[Start Records for this task]

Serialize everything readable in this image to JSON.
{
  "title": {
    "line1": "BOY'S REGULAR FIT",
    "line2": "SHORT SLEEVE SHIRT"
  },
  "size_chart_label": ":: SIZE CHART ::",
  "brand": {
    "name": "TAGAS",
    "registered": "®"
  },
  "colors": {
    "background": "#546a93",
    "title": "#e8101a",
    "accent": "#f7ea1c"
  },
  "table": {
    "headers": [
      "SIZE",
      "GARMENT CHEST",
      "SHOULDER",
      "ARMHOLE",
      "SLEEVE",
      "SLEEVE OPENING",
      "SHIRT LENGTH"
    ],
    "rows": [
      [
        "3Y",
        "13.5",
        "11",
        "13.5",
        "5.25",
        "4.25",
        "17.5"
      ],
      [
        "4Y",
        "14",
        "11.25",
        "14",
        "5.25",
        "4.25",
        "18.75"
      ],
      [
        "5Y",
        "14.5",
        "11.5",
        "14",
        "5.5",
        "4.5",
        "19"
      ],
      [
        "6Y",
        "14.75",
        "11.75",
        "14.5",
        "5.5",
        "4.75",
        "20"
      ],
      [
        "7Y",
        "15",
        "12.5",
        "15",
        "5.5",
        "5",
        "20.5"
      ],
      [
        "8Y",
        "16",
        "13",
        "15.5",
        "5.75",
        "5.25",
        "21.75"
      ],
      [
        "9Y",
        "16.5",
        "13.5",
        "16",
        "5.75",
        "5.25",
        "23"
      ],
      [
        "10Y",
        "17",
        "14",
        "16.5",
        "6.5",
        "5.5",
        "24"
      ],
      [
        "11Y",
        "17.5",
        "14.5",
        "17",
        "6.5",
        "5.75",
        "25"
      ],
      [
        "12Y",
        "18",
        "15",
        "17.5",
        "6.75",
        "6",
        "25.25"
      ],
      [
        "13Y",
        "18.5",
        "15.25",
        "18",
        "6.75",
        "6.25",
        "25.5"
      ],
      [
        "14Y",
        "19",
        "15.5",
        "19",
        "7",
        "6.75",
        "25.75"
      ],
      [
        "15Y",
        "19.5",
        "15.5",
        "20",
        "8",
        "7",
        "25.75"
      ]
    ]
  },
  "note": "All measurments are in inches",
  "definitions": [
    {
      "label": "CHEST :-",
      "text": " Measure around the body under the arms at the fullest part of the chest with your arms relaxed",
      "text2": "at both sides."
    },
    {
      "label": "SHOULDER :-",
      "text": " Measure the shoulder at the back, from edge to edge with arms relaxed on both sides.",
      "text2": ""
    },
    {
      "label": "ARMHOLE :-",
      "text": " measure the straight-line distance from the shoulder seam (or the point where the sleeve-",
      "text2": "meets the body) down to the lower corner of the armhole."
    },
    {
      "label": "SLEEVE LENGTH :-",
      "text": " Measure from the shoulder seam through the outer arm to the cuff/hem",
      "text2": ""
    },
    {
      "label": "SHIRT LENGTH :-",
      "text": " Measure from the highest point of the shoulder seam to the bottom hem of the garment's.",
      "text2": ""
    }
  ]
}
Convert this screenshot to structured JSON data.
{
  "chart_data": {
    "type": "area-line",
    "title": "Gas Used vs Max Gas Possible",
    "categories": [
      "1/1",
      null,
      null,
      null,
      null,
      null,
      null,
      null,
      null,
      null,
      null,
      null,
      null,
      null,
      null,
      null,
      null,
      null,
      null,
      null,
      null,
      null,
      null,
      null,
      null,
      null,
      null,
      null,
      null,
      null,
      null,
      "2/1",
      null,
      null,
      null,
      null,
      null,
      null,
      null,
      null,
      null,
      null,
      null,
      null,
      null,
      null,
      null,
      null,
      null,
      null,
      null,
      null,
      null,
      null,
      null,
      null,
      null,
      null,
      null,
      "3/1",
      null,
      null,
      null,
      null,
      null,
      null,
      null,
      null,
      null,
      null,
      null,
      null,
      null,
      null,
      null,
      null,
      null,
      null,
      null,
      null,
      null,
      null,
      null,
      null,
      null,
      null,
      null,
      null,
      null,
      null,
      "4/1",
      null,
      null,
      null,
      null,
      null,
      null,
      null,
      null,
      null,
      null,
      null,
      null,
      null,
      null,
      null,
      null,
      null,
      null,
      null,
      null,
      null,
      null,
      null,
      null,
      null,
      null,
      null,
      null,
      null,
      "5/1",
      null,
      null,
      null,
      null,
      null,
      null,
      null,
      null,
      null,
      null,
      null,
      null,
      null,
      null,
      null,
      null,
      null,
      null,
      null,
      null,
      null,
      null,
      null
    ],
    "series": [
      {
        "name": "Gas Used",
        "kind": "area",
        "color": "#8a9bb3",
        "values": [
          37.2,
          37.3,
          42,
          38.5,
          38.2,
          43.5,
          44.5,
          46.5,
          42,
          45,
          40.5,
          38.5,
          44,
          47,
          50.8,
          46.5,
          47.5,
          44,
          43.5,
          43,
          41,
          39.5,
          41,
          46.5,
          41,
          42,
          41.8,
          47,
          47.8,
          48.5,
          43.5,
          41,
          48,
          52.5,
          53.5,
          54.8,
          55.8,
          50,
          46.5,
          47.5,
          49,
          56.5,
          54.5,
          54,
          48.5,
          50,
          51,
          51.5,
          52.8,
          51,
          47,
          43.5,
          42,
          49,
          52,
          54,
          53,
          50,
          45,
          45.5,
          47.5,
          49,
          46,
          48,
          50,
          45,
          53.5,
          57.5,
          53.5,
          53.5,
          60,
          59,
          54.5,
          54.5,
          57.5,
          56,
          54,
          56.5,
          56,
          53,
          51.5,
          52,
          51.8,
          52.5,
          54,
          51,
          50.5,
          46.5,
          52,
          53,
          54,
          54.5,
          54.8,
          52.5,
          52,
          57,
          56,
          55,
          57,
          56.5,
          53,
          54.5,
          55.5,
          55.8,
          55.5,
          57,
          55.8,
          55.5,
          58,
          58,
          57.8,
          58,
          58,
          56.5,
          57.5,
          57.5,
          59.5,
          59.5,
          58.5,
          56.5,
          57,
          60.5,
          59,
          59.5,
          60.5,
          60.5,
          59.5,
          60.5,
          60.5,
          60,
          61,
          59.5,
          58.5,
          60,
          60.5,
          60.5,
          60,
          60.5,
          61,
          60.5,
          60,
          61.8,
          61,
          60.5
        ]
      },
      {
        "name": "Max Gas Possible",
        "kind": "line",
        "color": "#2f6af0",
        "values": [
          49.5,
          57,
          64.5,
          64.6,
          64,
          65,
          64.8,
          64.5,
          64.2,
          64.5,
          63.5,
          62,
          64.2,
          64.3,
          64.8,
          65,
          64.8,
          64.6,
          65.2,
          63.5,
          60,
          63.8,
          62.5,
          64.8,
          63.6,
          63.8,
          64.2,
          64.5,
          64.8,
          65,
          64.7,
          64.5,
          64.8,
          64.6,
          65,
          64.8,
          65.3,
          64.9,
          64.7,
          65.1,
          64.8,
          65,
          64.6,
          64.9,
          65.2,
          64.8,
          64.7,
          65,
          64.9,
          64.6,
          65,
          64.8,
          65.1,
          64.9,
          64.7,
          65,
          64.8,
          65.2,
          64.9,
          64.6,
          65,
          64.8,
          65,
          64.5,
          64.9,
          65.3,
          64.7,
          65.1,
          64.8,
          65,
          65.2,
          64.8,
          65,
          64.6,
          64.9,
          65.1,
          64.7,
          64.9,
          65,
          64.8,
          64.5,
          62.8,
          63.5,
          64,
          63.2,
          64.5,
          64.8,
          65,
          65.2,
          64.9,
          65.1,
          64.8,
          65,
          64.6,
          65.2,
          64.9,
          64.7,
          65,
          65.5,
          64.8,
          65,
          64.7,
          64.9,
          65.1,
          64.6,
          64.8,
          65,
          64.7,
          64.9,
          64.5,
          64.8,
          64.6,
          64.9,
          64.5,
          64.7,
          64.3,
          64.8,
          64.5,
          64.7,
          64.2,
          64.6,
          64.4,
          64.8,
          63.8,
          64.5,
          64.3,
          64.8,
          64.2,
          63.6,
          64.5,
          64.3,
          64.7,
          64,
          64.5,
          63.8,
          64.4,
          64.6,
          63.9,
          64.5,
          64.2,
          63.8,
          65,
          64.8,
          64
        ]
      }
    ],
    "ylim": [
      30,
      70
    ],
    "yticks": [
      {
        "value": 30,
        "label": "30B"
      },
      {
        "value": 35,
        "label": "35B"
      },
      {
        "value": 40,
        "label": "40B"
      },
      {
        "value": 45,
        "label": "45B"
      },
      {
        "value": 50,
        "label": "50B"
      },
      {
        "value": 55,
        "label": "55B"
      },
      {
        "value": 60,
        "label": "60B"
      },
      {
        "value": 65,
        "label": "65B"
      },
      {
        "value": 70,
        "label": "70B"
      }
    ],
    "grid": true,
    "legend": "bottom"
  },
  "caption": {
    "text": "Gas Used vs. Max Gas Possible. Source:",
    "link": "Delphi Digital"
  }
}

[End Records for this task]

Collect each line holding the string "name".

    "name": "TAGAS",
        "name": "Gas Used",
        "name": "Max Gas Possible",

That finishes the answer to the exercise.